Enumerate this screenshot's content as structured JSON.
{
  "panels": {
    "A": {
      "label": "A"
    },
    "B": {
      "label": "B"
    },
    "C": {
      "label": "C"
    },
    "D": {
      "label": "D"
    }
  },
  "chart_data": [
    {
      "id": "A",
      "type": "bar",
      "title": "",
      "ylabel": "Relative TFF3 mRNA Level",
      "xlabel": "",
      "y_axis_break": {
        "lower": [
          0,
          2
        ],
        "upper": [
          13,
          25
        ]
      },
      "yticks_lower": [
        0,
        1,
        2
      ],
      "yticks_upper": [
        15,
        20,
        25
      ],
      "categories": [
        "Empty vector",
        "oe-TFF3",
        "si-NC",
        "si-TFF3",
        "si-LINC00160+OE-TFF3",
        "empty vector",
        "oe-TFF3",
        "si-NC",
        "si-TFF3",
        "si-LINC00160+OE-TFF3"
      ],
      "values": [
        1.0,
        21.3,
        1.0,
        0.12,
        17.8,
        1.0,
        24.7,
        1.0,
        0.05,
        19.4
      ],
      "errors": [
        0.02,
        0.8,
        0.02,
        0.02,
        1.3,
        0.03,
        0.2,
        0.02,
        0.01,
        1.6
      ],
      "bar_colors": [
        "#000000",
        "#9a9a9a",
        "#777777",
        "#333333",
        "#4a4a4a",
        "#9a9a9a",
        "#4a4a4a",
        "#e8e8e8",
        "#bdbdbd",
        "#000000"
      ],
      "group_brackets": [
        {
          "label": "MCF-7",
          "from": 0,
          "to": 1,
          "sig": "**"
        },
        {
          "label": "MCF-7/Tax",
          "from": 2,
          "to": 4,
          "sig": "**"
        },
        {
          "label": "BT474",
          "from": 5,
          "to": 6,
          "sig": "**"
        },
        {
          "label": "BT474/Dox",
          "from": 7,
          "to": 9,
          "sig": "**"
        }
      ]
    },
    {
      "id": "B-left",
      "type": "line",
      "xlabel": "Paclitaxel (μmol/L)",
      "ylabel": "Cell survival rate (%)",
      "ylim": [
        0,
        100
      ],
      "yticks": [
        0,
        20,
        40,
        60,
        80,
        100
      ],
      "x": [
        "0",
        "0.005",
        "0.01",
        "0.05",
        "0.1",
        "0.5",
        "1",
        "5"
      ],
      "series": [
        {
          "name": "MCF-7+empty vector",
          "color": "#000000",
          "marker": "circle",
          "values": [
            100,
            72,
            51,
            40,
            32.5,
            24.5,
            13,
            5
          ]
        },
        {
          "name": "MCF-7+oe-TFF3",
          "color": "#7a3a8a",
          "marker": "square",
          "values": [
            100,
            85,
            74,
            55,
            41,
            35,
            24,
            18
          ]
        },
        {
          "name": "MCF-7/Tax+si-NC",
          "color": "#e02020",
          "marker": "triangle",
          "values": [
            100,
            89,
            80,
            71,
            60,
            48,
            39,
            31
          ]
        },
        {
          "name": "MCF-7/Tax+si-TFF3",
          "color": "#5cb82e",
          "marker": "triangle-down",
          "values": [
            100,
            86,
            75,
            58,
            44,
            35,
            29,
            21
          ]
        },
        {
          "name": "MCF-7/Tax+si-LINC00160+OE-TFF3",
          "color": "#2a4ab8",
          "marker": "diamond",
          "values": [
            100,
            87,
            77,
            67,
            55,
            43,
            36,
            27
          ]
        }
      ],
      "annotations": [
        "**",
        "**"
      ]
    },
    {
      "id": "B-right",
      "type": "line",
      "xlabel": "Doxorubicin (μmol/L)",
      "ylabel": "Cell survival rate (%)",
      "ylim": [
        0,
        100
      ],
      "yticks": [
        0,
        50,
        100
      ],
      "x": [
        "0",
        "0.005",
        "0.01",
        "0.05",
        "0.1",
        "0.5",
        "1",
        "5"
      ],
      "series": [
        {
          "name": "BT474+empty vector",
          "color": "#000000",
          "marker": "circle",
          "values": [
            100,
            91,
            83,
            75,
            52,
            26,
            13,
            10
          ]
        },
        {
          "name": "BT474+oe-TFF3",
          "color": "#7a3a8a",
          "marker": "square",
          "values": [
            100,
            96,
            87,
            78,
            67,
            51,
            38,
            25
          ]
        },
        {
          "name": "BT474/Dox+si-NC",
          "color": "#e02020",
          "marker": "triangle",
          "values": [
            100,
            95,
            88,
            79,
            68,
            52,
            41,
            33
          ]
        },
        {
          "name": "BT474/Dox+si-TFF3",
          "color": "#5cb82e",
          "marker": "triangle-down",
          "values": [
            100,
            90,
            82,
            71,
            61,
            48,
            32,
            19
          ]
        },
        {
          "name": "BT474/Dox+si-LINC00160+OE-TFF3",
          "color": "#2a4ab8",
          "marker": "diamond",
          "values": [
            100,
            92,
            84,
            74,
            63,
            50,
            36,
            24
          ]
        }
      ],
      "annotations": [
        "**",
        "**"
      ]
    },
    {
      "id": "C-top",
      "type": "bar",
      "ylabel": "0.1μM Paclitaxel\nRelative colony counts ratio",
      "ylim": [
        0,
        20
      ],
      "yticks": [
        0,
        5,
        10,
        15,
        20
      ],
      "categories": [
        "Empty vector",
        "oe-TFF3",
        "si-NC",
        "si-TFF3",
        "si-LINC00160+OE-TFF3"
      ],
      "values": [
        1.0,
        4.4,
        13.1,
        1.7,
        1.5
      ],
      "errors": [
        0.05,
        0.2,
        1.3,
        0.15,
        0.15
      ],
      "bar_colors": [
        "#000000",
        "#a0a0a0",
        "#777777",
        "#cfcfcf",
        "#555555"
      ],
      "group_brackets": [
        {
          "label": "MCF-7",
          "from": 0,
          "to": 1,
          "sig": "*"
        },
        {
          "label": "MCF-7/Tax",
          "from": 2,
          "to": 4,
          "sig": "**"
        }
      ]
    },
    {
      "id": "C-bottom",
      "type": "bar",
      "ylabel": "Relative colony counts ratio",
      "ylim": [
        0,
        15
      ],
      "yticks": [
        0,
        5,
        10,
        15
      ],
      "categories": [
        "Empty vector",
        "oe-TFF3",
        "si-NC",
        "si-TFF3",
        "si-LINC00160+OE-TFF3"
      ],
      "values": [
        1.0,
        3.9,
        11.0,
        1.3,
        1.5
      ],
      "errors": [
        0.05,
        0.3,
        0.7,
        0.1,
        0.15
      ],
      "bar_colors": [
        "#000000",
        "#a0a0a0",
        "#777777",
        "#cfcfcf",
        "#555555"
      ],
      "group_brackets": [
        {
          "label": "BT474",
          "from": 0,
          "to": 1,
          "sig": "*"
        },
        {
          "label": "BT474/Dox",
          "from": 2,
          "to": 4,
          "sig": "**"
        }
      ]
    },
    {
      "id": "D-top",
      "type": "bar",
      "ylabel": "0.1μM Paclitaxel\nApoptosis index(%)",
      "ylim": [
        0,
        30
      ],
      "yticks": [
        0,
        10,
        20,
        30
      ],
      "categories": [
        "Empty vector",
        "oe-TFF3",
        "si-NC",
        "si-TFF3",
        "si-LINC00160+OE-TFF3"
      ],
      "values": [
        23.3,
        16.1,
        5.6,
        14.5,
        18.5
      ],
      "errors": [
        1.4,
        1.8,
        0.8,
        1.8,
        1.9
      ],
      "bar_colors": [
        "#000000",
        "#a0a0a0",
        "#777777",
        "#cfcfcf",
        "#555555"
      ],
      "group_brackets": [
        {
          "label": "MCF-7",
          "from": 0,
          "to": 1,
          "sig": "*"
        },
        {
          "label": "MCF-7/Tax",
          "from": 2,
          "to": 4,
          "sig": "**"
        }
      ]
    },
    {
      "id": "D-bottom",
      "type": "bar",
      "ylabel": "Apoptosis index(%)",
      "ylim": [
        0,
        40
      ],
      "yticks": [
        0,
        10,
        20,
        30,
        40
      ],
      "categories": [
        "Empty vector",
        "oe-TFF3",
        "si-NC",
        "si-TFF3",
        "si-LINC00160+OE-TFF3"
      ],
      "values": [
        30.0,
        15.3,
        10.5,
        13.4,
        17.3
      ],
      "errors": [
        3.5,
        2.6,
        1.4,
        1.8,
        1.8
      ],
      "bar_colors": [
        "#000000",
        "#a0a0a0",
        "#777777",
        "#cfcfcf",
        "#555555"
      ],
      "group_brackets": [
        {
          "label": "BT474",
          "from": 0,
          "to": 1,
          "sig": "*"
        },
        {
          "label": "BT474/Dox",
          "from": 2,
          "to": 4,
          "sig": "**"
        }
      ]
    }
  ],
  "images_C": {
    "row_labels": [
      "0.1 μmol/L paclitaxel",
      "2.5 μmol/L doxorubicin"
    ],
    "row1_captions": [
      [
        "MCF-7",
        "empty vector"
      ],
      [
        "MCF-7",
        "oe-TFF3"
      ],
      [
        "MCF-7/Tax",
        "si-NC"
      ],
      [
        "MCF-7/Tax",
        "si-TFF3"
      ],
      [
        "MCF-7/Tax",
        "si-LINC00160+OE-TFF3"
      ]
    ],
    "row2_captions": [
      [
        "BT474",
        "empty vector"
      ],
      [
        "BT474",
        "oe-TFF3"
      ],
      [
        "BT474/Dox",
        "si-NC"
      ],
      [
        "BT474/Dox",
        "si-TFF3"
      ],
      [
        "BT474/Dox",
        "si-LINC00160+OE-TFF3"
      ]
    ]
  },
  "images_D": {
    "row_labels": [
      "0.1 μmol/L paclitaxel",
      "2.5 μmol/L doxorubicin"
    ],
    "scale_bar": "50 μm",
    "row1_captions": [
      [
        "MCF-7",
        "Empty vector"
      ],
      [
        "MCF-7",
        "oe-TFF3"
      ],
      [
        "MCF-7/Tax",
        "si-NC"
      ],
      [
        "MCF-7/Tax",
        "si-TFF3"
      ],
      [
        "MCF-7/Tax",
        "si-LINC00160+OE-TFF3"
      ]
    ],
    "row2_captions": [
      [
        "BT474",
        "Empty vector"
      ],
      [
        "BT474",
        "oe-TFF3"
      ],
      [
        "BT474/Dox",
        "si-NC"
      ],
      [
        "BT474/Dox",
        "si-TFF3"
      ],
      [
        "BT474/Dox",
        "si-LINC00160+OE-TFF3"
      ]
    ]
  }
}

------------------------------

**Exercise prompt:** From the data above, copy each line where the string "ylabel" appears.

**Finished task:**
      "ylabel": "Relative TFF3 mRNA Level",
      "ylabel": "Cell survival rate (%)",
      "ylabel": "Cell survival rate (%)",
      "ylabel": "0.1μM Paclitaxel\nRelative colony counts ratio",
      "ylabel": "Relative colony counts ratio",
      "ylabel": "0.1μM Paclitaxel\nApoptosis index(%)",
      "ylabel": "Apoptosis index(%)",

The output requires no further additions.